Exercise details » Pick out the lines below that include the string "content".

[A run of records]

━━━━━━━━━━━━━━━━━━━━

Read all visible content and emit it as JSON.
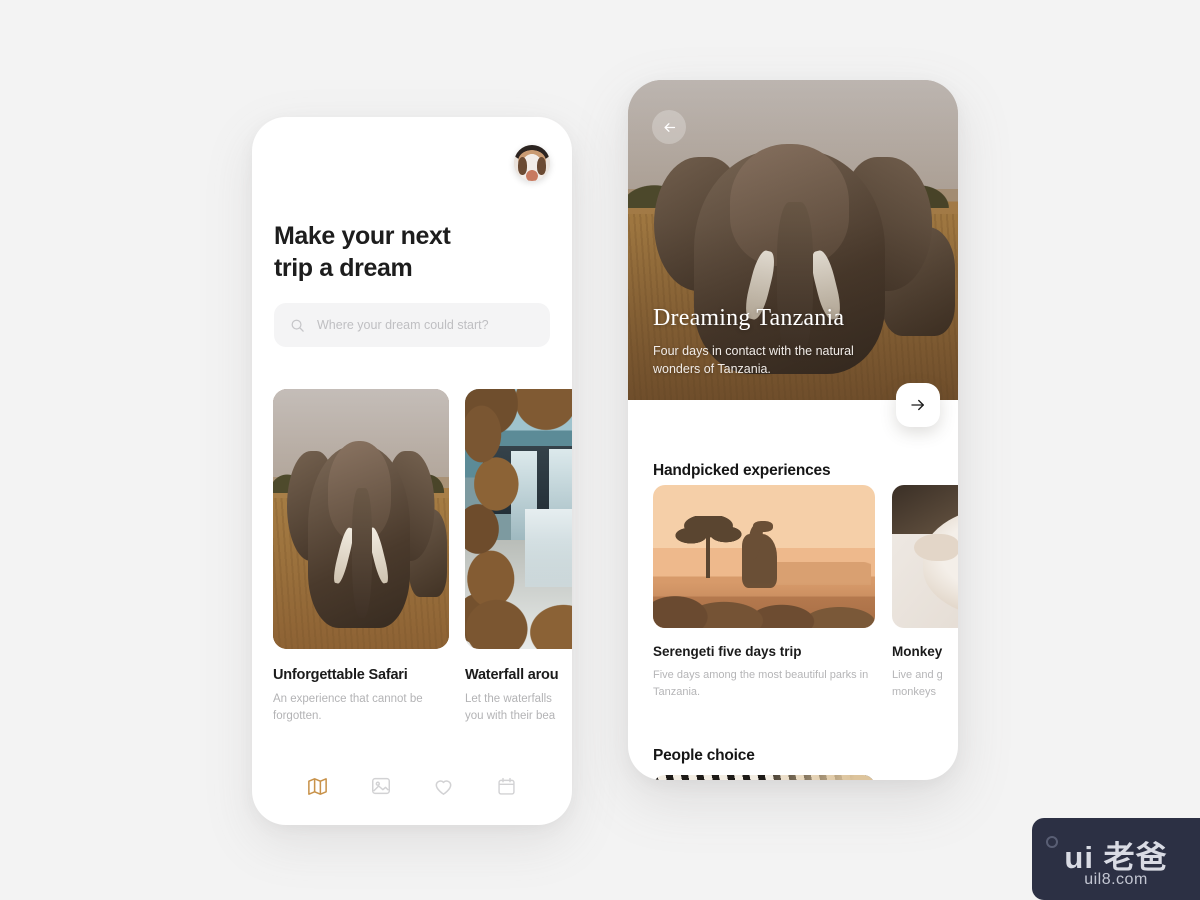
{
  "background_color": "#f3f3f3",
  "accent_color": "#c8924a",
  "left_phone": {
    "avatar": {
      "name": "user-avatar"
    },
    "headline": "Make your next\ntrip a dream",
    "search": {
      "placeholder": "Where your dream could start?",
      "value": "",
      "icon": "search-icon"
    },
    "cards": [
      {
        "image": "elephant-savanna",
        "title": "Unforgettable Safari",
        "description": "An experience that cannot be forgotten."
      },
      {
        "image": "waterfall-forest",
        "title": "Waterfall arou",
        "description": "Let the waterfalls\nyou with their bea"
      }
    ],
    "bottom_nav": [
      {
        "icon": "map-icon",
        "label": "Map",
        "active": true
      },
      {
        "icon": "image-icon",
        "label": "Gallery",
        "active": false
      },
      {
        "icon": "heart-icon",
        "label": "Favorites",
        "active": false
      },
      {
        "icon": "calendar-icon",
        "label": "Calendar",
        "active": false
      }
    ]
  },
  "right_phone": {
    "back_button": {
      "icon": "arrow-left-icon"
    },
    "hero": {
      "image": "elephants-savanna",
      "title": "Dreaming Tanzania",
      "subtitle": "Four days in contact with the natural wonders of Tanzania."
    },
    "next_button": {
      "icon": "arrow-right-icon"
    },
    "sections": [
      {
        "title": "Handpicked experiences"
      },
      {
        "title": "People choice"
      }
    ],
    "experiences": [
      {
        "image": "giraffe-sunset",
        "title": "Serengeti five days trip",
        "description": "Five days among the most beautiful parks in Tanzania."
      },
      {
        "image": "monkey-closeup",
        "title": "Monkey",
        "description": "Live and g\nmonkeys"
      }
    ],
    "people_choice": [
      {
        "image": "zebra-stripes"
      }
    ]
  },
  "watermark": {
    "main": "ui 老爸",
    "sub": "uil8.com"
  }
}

━━━━━━━━━━━━━━━━━━━━

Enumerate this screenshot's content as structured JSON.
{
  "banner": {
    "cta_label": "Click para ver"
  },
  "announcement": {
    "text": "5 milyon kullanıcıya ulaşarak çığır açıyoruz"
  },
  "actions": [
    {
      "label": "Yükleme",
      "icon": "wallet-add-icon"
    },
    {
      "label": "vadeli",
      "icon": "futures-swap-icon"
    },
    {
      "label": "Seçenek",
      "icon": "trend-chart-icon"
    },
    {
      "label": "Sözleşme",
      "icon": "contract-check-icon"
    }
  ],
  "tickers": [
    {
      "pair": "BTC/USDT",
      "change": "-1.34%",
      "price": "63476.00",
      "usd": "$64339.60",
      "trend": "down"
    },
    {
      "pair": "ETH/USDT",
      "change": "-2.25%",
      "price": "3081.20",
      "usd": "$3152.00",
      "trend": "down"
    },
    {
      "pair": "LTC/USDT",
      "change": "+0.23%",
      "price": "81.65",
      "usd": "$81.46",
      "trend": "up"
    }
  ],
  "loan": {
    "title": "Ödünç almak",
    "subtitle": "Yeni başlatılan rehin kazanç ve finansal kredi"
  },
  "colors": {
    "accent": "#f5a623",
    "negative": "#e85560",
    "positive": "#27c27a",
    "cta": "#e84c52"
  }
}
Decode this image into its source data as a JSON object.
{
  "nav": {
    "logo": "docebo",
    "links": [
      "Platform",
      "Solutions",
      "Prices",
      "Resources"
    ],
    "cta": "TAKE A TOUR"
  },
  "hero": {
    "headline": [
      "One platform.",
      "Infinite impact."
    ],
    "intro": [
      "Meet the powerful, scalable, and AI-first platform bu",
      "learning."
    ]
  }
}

━━━━━━━━━━━━━━━━━━━━

Exercise solution »
Read all visible content and emit it as JSON.
Enumerate this screenshot's content as structured JSON.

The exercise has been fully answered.